Instructions to follow: Report how many lines in the records hold the string "Creative"; give the number and nothing else.

----------------

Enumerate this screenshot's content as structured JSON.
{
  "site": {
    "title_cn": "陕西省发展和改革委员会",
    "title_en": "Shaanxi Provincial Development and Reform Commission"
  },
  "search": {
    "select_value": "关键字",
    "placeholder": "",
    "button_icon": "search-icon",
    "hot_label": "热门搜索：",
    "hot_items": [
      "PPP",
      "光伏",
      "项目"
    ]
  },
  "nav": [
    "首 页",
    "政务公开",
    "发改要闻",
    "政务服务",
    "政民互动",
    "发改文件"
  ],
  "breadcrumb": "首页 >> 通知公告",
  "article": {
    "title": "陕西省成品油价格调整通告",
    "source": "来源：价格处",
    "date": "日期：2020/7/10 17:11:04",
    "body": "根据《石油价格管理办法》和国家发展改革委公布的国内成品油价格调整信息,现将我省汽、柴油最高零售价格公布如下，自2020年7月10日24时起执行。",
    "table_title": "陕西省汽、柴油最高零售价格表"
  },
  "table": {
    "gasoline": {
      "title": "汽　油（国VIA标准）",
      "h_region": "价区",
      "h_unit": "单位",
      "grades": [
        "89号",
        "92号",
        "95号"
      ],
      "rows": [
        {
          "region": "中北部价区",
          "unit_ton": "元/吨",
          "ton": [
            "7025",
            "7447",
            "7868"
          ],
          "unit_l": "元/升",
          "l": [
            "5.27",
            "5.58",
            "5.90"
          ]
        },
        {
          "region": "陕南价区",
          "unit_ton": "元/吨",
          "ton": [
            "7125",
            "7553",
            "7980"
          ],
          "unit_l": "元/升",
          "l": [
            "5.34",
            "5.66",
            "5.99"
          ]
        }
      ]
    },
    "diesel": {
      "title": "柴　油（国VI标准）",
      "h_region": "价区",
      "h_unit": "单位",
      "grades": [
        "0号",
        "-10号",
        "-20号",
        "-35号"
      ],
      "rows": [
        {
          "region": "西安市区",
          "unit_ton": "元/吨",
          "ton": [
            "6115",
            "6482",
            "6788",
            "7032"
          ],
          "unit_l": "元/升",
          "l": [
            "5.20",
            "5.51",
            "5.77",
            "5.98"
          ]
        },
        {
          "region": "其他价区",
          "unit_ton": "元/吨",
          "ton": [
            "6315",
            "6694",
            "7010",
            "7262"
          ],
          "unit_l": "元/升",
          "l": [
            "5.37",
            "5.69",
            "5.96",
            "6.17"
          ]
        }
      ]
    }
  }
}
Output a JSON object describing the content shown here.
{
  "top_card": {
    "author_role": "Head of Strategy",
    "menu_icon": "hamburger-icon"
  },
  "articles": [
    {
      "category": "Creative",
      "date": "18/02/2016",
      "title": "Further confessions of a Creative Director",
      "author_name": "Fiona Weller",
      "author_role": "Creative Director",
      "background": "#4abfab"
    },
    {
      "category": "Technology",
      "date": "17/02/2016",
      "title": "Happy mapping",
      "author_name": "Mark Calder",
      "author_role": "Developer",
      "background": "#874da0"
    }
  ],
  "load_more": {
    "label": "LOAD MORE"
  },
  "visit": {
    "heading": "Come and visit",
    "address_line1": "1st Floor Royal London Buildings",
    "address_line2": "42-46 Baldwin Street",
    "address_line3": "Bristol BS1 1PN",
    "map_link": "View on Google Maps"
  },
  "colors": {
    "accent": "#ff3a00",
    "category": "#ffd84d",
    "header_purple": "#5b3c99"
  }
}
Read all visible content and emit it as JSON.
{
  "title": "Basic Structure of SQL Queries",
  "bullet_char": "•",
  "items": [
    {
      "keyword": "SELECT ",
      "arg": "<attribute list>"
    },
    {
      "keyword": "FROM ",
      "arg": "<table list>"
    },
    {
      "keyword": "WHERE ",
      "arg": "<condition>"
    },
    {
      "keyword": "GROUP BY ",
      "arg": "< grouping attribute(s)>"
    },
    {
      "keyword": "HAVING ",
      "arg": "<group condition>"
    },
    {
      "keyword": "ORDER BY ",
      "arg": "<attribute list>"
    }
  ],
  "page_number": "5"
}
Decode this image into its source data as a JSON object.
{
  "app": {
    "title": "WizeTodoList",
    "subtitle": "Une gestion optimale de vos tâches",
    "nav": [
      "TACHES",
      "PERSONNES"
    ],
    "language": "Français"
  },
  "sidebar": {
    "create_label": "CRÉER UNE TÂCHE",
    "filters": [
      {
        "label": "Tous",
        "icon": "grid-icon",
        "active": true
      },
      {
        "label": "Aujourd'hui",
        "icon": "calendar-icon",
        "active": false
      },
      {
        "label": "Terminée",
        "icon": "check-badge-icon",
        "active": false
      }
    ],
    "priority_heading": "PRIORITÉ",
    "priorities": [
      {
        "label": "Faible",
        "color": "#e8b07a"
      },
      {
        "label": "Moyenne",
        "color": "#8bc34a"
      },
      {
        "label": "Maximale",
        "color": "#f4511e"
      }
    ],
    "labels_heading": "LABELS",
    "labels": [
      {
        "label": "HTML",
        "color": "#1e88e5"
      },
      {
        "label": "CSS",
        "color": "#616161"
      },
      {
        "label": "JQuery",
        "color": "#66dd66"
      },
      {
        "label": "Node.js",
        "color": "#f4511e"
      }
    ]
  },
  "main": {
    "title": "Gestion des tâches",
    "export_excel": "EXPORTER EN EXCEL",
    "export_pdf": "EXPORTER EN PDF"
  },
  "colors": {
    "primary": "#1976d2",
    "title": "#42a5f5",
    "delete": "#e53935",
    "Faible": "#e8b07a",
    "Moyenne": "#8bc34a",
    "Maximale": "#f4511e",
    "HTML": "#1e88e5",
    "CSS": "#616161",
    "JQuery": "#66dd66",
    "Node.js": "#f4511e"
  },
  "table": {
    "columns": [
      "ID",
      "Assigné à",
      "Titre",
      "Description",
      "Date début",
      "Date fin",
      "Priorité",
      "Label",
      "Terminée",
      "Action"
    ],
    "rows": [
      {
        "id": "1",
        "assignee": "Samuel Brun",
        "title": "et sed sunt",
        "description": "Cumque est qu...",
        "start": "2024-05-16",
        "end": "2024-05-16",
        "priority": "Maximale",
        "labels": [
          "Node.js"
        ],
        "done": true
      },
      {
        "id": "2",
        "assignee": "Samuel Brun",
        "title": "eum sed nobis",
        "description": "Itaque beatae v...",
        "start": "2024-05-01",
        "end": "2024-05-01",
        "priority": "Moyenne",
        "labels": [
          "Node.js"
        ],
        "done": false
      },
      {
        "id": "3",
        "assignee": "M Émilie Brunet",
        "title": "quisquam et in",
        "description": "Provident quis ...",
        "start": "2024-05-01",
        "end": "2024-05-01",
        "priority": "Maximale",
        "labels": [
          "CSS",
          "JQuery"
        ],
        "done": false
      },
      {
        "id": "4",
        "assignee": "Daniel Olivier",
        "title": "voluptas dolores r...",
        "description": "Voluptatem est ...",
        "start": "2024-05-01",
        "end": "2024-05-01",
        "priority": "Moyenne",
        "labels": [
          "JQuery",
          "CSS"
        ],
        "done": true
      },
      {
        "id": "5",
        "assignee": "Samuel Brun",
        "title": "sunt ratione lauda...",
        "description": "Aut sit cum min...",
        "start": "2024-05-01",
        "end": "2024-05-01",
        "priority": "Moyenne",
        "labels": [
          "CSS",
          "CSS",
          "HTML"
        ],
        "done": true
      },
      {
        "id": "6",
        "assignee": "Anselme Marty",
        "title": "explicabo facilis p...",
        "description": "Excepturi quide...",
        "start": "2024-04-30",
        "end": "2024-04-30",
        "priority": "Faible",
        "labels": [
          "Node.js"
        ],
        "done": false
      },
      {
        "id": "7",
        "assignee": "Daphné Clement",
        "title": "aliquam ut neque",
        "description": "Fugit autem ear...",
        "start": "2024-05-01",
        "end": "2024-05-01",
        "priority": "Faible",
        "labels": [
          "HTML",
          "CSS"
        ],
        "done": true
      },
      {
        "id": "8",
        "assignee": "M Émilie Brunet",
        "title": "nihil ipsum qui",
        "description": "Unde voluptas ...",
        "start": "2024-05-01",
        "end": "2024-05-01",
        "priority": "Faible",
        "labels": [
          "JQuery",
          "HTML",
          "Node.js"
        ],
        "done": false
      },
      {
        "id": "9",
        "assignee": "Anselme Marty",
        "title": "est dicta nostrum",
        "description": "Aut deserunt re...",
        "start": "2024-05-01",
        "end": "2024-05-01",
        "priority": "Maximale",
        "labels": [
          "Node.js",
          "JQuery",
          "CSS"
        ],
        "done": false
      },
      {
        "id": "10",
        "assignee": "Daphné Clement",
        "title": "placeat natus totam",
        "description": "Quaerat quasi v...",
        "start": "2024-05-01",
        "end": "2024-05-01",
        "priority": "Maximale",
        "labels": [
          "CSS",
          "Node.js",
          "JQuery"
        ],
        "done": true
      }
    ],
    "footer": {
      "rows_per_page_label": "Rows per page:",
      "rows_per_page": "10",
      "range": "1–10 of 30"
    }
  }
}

----------------

Answer below: 3